Each entry below is to be duplicated verbatim.

Data entries
---

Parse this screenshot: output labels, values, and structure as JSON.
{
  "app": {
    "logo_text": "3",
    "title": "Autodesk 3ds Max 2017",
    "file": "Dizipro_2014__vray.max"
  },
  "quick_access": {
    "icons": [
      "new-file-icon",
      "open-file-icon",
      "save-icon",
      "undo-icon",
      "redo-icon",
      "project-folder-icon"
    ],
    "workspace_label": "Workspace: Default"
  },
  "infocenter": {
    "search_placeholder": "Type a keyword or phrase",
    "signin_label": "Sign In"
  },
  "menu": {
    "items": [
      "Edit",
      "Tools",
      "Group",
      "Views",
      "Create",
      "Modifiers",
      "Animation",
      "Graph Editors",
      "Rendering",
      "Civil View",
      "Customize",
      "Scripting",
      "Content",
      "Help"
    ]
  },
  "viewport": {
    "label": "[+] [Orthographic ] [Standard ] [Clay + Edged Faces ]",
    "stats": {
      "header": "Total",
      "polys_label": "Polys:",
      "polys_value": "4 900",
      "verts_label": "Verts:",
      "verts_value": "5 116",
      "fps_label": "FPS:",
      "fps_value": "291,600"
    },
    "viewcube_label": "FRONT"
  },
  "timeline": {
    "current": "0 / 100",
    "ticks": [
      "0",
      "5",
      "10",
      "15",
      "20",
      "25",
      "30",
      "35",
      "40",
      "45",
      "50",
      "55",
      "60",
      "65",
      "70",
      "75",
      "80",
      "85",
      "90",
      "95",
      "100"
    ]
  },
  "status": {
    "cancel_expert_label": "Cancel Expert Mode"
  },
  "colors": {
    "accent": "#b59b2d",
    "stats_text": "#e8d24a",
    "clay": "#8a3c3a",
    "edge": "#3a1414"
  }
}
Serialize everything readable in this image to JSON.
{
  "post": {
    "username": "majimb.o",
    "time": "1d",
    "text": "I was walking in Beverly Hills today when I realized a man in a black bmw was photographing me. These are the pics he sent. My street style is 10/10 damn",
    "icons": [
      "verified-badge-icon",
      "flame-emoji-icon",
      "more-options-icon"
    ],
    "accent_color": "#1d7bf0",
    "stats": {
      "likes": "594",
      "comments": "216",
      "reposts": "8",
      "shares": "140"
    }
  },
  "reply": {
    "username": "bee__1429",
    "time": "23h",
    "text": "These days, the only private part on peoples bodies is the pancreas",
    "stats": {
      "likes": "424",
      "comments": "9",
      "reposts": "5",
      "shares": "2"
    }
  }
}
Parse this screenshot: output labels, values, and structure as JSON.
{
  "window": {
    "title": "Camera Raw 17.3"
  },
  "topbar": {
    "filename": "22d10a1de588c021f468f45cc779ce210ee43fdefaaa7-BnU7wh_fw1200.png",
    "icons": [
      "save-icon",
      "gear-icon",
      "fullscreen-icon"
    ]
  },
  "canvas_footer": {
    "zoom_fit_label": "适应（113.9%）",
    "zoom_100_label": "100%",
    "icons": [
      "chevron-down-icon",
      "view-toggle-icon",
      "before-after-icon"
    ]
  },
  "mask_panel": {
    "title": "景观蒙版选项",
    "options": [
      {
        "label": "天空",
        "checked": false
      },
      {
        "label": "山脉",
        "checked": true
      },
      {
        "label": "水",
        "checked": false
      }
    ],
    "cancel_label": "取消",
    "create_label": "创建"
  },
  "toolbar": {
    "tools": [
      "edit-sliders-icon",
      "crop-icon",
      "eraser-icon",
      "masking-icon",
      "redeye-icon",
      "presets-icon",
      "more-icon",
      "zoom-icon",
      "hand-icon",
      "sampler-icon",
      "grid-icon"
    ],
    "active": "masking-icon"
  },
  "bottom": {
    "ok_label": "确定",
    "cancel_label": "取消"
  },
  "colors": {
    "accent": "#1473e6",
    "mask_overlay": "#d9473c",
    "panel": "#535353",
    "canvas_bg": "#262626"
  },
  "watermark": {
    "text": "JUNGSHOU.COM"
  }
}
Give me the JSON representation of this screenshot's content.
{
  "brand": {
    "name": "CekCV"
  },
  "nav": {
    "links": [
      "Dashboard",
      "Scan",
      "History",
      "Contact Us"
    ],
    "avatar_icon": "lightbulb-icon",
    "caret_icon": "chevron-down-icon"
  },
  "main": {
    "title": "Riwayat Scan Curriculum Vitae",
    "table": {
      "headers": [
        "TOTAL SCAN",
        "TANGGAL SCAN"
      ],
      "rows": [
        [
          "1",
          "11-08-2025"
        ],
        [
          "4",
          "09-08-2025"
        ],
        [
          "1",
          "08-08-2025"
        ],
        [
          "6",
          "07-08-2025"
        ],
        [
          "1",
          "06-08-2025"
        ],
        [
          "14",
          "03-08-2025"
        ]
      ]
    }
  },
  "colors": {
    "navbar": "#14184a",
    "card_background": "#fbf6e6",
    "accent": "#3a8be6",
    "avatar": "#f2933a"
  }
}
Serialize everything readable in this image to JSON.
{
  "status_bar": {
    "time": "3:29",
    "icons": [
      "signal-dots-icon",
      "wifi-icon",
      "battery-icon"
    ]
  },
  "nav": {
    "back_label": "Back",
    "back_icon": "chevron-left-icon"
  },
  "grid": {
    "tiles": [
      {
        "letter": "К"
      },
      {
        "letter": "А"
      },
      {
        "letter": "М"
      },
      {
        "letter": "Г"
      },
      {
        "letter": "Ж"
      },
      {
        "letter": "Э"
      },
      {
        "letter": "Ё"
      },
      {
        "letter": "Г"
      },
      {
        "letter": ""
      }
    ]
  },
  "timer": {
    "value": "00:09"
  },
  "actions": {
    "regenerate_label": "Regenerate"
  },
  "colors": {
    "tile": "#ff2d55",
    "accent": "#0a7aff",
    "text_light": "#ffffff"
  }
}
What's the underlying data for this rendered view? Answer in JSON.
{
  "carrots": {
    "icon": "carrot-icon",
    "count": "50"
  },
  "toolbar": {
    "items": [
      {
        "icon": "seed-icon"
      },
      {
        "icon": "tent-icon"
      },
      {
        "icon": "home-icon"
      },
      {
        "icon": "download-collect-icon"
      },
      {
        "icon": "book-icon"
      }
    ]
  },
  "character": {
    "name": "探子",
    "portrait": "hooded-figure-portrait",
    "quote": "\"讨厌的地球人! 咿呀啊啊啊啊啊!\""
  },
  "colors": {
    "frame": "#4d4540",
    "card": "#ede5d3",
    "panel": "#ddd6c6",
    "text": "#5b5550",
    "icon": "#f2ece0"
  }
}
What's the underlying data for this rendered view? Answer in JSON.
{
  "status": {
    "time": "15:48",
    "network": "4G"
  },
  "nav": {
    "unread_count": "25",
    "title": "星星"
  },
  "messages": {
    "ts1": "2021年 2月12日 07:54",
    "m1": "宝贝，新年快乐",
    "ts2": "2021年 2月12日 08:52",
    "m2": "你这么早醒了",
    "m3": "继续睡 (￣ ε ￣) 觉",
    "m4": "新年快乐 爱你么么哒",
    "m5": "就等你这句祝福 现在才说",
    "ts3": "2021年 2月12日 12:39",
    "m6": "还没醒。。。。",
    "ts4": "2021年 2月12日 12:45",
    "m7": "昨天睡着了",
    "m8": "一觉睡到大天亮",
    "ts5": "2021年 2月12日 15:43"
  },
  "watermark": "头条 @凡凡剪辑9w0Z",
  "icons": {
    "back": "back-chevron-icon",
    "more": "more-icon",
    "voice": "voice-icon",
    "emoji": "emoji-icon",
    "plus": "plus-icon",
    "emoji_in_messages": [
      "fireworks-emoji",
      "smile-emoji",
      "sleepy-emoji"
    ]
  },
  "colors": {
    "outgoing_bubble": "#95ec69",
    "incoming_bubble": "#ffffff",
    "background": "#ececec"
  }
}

---

_Output of the task:_
Parse this screenshot: output labels, values, and structure as JSON.
{
  "app": {
    "logo_text": "3",
    "title": "Autodesk 3ds Max 2017",
    "file": "Dizipro_2014__vray.max"
  },
  "quick_access": {
    "icons": [
      "new-file-icon",
      "open-file-icon",
      "save-icon",
      "undo-icon",
      "redo-icon",
      "project-folder-icon"
    ],
    "workspace_label": "Workspace: Default"
  },
  "infocenter": {
    "search_placeholder": "Type a keyword or phrase",
    "signin_label": "Sign In"
  },
  "menu": {
    "items": [
      "Edit",
      "Tools",
      "Group",
      "Views",
      "Create",
      "Modifiers",
      "Animation",
      "Graph Editors",
      "Rendering",
      "Civil View",
      "Customize",
      "Scripting",
      "Content",
      "Help"
    ]
  },
  "viewport": {
    "label": "[+] [Orthographic ] [Standard ] [Clay + Edged Faces ]",
    "stats": {
      "header": "Total",
      "polys_label": "Polys:",
      "polys_value": "4 900",
      "verts_label": "Verts:",
      "verts_value": "5 116",
      "fps_label": "FPS:",
      "fps_value": "291,600"
    },
    "viewcube_label": "FRONT"
  },
  "timeline": {
    "current": "0 / 100",
    "ticks": [
      "0",
      "5",
      "10",
      "15",
      "20",
      "25",
      "30",
      "35",
      "40",
      "45",
      "50",
      "55",
      "60",
      "65",
      "70",
      "75",
      "80",
      "85",
      "90",
      "95",
      "100"
    ]
  },
  "status": {
    "cancel_expert_label": "Cancel Expert Mode"
  },
  "colors": {
    "accent": "#b59b2d",
    "stats_text": "#e8d24a",
    "clay": "#8a3c3a",
    "edge": "#3a1414"
  }
}
Serialize everything readable in this image to JSON.
{
  "post": {
    "username": "majimb.o",
    "time": "1d",
    "text": "I was walking in Beverly Hills today when I realized a man in a black bmw was photographing me. These are the pics he sent. My street style is 10/10 damn",
    "icons": [
      "verified-badge-icon",
      "flame-emoji-icon",
      "more-options-icon"
    ],
    "accent_color": "#1d7bf0",
    "stats": {
      "likes": "594",
      "comments": "216",
      "reposts": "8",
      "shares": "140"
    }
  },
  "reply": {
    "username": "bee__1429",
    "time": "23h",
    "text": "These days, the only private part on peoples bodies is the pancreas",
    "stats": {
      "likes": "424",
      "comments": "9",
      "reposts": "5",
      "shares": "2"
    }
  }
}
Parse this screenshot: output labels, values, and structure as JSON.
{
  "window": {
    "title": "Camera Raw 17.3"
  },
  "topbar": {
    "filename": "22d10a1de588c021f468f45cc779ce210ee43fdefaaa7-BnU7wh_fw1200.png",
    "icons": [
      "save-icon",
      "gear-icon",
      "fullscreen-icon"
    ]
  },
  "canvas_footer": {
    "zoom_fit_label": "适应（113.9%）",
    "zoom_100_label": "100%",
    "icons": [
      "chevron-down-icon",
      "view-toggle-icon",
      "before-after-icon"
    ]
  },
  "mask_panel": {
    "title": "景观蒙版选项",
    "options": [
      {
        "label": "天空",
        "checked": false
      },
      {
        "label": "山脉",
        "checked": true
      },
      {
        "label": "水",
        "checked": false
      }
    ],
    "cancel_label": "取消",
    "create_label": "创建"
  },
  "toolbar": {
    "tools": [
      "edit-sliders-icon",
      "crop-icon",
      "eraser-icon",
      "masking-icon",
      "redeye-icon",
      "presets-icon",
      "more-icon",
      "zoom-icon",
      "hand-icon",
      "sampler-icon",
      "grid-icon"
    ],
    "active": "masking-icon"
  },
  "bottom": {
    "ok_label": "确定",
    "cancel_label": "取消"
  },
  "colors": {
    "accent": "#1473e6",
    "mask_overlay": "#d9473c",
    "panel": "#535353",
    "canvas_bg": "#262626"
  },
  "watermark": {
    "text": "JUNGSHOU.COM"
  }
}
Give me the JSON representation of this screenshot's content.
{
  "brand": {
    "name": "CekCV"
  },
  "nav": {
    "links": [
      "Dashboard",
      "Scan",
      "History",
      "Contact Us"
    ],
    "avatar_icon": "lightbulb-icon",
    "caret_icon": "chevron-down-icon"
  },
  "main": {
    "title": "Riwayat Scan Curriculum Vitae",
    "table": {
      "headers": [
        "TOTAL SCAN",
        "TANGGAL SCAN"
      ],
      "rows": [
        [
          "1",
          "11-08-2025"
        ],
        [
          "4",
          "09-08-2025"
        ],
        [
          "1",
          "08-08-2025"
        ],
        [
          "6",
          "07-08-2025"
        ],
        [
          "1",
          "06-08-2025"
        ],
        [
          "14",
          "03-08-2025"
        ]
      ]
    }
  },
  "colors": {
    "navbar": "#14184a",
    "card_background": "#fbf6e6",
    "accent": "#3a8be6",
    "avatar": "#f2933a"
  }
}
Serialize everything readable in this image to JSON.
{
  "status_bar": {
    "time": "3:29",
    "icons": [
      "signal-dots-icon",
      "wifi-icon",
      "battery-icon"
    ]
  },
  "nav": {
    "back_label": "Back",
    "back_icon": "chevron-left-icon"
  },
  "grid": {
    "tiles": [
      {
        "letter": "К"
      },
      {
        "letter": "А"
      },
      {
        "letter": "М"
      },
      {
        "letter": "Г"
      },
      {
        "letter": "Ж"
      },
      {
        "letter": "Э"
      },
      {
        "letter": "Ё"
      },
      {
        "letter": "Г"
      },
      {
        "letter": ""
      }
    ]
  },
  "timer": {
    "value": "00:09"
  },
  "actions": {
    "regenerate_label": "Regenerate"
  },
  "colors": {
    "tile": "#ff2d55",
    "accent": "#0a7aff",
    "text_light": "#ffffff"
  }
}
What's the underlying data for this rendered view? Answer in JSON.
{
  "carrots": {
    "icon": "carrot-icon",
    "count": "50"
  },
  "toolbar": {
    "items": [
      {
        "icon": "seed-icon"
      },
      {
        "icon": "tent-icon"
      },
      {
        "icon": "home-icon"
      },
      {
        "icon": "download-collect-icon"
      },
      {
        "icon": "book-icon"
      }
    ]
  },
  "character": {
    "name": "探子",
    "portrait": "hooded-figure-portrait",
    "quote": "\"讨厌的地球人! 咿呀啊啊啊啊啊!\""
  },
  "colors": {
    "frame": "#4d4540",
    "card": "#ede5d3",
    "panel": "#ddd6c6",
    "text": "#5b5550",
    "icon": "#f2ece0"
  }
}
What's the underlying data for this rendered view? Answer in JSON.
{
  "status": {
    "time": "15:48",
    "network": "4G"
  },
  "nav": {
    "unread_count": "25",
    "title": "星星"
  },
  "messages": {
    "ts1": "2021年 2月12日 07:54",
    "m1": "宝贝，新年快乐",
    "ts2": "2021年 2月12日 08:52",
    "m2": "你这么早醒了",
    "m3": "继续睡 (￣ ε ￣) 觉",
    "m4": "新年快乐 爱你么么哒",
    "m5": "就等你这句祝福 现在才说",
    "ts3": "2021年 2月12日 12:39",
    "m6": "还没醒。。。。",
    "ts4": "2021年 2月12日 12:45",
    "m7": "昨天睡着了",
    "m8": "一觉睡到大天亮",
    "ts5": "2021年 2月12日 15:43"
  },
  "watermark": "头条 @凡凡剪辑9w0Z",
  "icons": {
    "back": "back-chevron-icon",
    "more": "more-icon",
    "voice": "voice-icon",
    "emoji": "emoji-icon",
    "plus": "plus-icon",
    "emoji_in_messages": [
      "fireworks-emoji",
      "smile-emoji",
      "sleepy-emoji"
    ]
  },
  "colors": {
    "outgoing_bubble": "#95ec69",
    "incoming_bubble": "#ffffff",
    "background": "#ececec"
  }
}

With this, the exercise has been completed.